Look below. Copy each line that has "Zinc" in it.
┌────────
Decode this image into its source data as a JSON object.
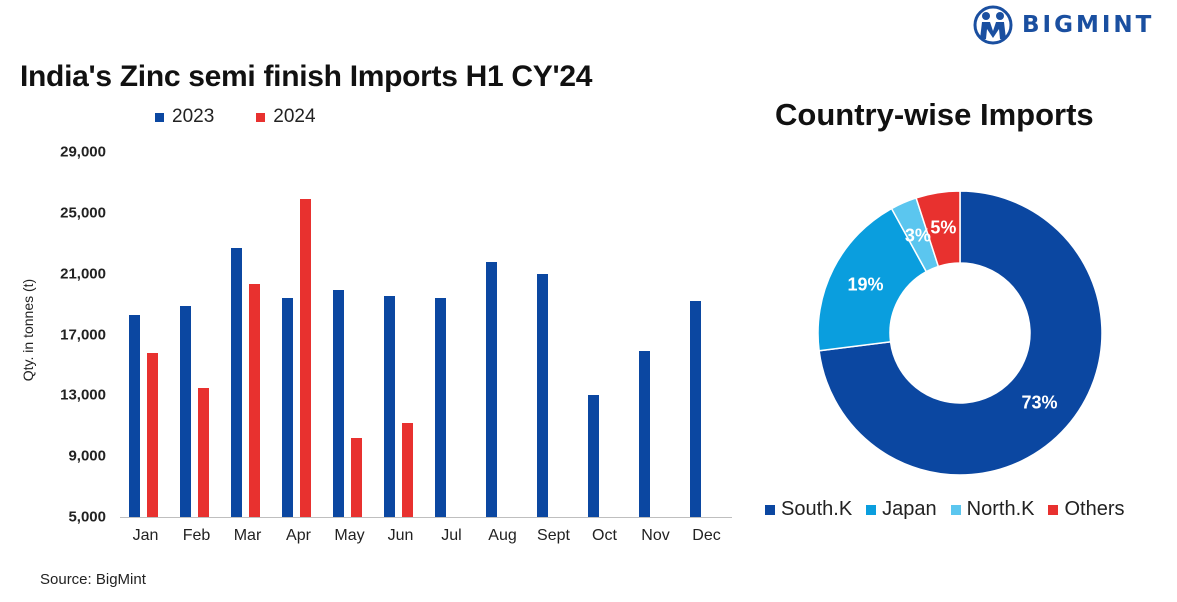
{
  "brand": {
    "name": "BIGMINT",
    "color": "#1a4fa0"
  },
  "bar_chart": {
    "title": "India's Zinc semi finish Imports H1 CY'24",
    "y_axis_title": "Qty. in tonnes (t)",
    "y_ticks": [
      "29,000",
      "25,000",
      "21,000",
      "17,000",
      "13,000",
      "9,000",
      "5,000"
    ],
    "legend": [
      {
        "label": "2023",
        "color": "#0b47a1"
      },
      {
        "label": "2024",
        "color": "#e8312f"
      }
    ],
    "source": "Source: BigMint"
  },
  "pie_chart": {
    "title": "Country-wise Imports",
    "legend": [
      {
        "label": "South.K",
        "color": "#0b47a1"
      },
      {
        "label": "Japan",
        "color": "#0a9ede"
      },
      {
        "label": "North.K",
        "color": "#5bc6ef"
      },
      {
        "label": "Others",
        "color": "#e8312f"
      }
    ],
    "labels": [
      "73%",
      "19%",
      "3%",
      "5%"
    ]
  },
  "chart_data": [
    {
      "type": "bar",
      "title": "India's Zinc semi finish Imports H1 CY'24",
      "xlabel": "",
      "ylabel": "Qty. in tonnes (t)",
      "ylim": [
        5000,
        29000
      ],
      "yticks": [
        5000,
        9000,
        13000,
        17000,
        21000,
        25000,
        29000
      ],
      "grid": false,
      "legend_position": "top",
      "categories": [
        "Jan",
        "Feb",
        "Mar",
        "Apr",
        "May",
        "Jun",
        "Jul",
        "Aug",
        "Sept",
        "Oct",
        "Nov",
        "Dec"
      ],
      "series": [
        {
          "name": "2023",
          "color": "#0b47a1",
          "values": [
            18300,
            18900,
            22700,
            19400,
            19900,
            19500,
            19400,
            21800,
            21000,
            13000,
            15900,
            19200
          ]
        },
        {
          "name": "2024",
          "color": "#e8312f",
          "values": [
            15800,
            13500,
            20300,
            25900,
            10200,
            11200,
            null,
            null,
            null,
            null,
            null,
            null
          ]
        }
      ]
    },
    {
      "type": "pie",
      "subtype": "donut",
      "title": "Country-wise Imports",
      "legend_position": "bottom",
      "categories": [
        "South.K",
        "Japan",
        "North.K",
        "Others"
      ],
      "values": [
        73,
        19,
        3,
        5
      ],
      "labels": [
        "73%",
        "19%",
        "3%",
        "5%"
      ],
      "colors": [
        "#0b47a1",
        "#0a9ede",
        "#5bc6ef",
        "#e8312f"
      ]
    }
  ]
}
└────────
Solution to the exercise:
    "title": "India's Zinc semi finish Imports H1 CY'24",
      "title": "India's Zinc semi finish Imports H1 CY'24",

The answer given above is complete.